# Task goal:
Reproduce the data word for word, starting with its first line and ending with the line that contains "callout-years-line-2: 2001,2002,2003,2004,2005,2006, <box>727", both included.

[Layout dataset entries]
════════

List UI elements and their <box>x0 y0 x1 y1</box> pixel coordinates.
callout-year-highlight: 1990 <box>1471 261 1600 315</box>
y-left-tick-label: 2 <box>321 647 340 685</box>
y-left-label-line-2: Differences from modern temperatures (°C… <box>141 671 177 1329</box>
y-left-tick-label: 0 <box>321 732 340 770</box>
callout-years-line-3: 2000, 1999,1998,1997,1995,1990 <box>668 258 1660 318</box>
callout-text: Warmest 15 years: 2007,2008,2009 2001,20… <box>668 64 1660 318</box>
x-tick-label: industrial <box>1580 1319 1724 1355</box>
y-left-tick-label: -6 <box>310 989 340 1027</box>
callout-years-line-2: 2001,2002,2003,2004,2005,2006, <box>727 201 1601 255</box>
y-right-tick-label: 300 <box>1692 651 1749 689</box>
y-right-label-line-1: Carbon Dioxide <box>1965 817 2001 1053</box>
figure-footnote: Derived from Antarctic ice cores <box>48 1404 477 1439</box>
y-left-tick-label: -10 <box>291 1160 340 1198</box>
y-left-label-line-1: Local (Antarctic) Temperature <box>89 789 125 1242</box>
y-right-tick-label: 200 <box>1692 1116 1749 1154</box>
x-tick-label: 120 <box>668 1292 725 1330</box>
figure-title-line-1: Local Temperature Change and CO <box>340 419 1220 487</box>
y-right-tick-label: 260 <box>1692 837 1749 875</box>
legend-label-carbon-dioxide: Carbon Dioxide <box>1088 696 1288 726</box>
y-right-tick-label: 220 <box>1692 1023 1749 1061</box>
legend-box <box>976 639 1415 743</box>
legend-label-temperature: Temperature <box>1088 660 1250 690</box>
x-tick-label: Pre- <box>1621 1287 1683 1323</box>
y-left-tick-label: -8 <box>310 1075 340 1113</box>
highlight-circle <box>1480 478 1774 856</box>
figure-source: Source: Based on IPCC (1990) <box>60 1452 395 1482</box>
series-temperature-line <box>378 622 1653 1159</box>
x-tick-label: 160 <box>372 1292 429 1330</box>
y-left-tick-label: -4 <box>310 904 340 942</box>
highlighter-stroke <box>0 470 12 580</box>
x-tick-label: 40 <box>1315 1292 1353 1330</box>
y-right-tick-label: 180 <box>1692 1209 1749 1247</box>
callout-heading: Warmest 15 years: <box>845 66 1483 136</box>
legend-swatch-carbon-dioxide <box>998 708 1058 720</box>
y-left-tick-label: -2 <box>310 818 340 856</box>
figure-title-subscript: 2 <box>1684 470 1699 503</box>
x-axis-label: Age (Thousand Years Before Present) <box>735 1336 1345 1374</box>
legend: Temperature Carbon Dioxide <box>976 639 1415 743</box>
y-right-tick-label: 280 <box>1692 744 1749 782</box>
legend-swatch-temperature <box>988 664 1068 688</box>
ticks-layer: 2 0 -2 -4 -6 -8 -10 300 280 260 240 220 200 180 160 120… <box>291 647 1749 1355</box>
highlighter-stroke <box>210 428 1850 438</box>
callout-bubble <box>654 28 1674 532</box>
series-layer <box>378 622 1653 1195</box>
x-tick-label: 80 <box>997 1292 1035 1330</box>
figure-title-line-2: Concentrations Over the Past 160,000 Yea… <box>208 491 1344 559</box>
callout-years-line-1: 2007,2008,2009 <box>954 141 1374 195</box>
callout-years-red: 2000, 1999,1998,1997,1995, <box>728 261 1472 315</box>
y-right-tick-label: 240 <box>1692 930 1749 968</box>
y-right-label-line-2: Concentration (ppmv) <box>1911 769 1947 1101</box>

════════

# Exercise result:
List UI elements and their <box>x0 y0 x1 y1</box> pixel coordinates.
callout-year-highlight: 1990 <box>1471 261 1600 315</box>
y-left-tick-label: 2 <box>321 647 340 685</box>
y-left-label-line-2: Differences from modern temperatures (°C… <box>141 671 177 1329</box>
y-left-tick-label: 0 <box>321 732 340 770</box>
callout-years-line-3: 2000, 1999,1998,1997,1995,1990 <box>668 258 1660 318</box>
callout-text: Warmest 15 years: 2007,2008,2009 2001,20… <box>668 64 1660 318</box>
x-tick-label: industrial <box>1580 1319 1724 1355</box>
y-left-tick-label: -6 <box>310 989 340 1027</box>
callout-years-line-2: 2001,2002,2003,2004,2005,2006, <box>727 201 1601 255</box>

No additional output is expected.